__Aim of the exercise__: Copy out the data exactly, leaving the pictures behind.
** begin Input data **
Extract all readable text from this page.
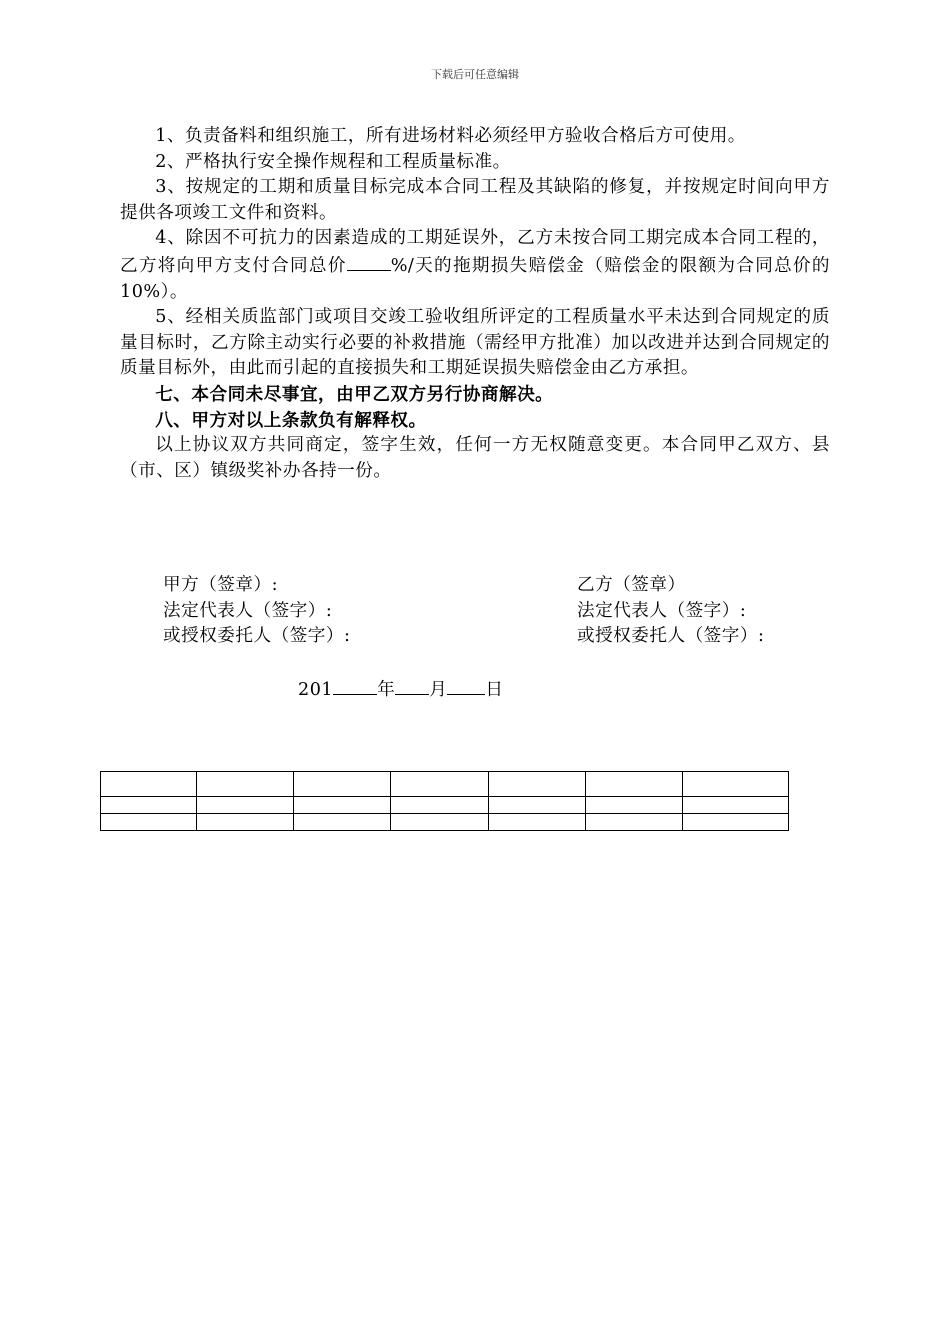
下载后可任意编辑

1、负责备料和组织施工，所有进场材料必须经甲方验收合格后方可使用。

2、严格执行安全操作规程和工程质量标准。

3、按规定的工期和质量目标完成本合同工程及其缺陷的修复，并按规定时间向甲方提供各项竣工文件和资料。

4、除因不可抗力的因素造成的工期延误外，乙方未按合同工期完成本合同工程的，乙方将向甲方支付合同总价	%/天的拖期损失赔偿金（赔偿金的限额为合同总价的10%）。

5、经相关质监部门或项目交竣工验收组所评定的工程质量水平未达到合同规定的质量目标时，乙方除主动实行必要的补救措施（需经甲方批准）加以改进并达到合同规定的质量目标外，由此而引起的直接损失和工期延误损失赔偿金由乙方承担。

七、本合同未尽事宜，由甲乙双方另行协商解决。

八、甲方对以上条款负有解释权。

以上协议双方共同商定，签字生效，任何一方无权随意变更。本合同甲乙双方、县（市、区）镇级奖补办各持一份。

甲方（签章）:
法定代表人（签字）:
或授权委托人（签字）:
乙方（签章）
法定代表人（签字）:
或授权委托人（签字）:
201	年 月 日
** end Input data **
__Exercise output__:
Extract all readable text from this page.
下载后可任意编辑

1、负责备料和组织施工，所有进场材料必须经甲方验收合格后方可使用。

2、严格执行安全操作规程和工程质量标准。

3、按规定的工期和质量目标完成本合同工程及其缺陷的修复，并按规定时间向甲方提供各项竣工文件和资料。

4、除因不可抗力的因素造成的工期延误外，乙方未按合同工期完成本合同工程的，乙方将向甲方支付合同总价	%/天的拖期损失赔偿金（赔偿金的限额为合同总价的10%）。

5、经相关质监部门或项目交竣工验收组所评定的工程质量水平未达到合同规定的质量目标时，乙方除主动实行必要的补救措施（需经甲方批准）加以改进并达到合同规定的质量目标外，由此而引起的直接损失和工期延误损失赔偿金由乙方承担。

七、本合同未尽事宜，由甲乙双方另行协商解决。

八、甲方对以上条款负有解释权。

以上协议双方共同商定，签字生效，任何一方无权随意变更。本合同甲乙双方、县（市、区）镇级奖补办各持一份。

甲方（签章）:
法定代表人（签字）:
或授权委托人（签字）:
乙方（签章）
法定代表人（签字）:
或授权委托人（签字）:
201	年 月 日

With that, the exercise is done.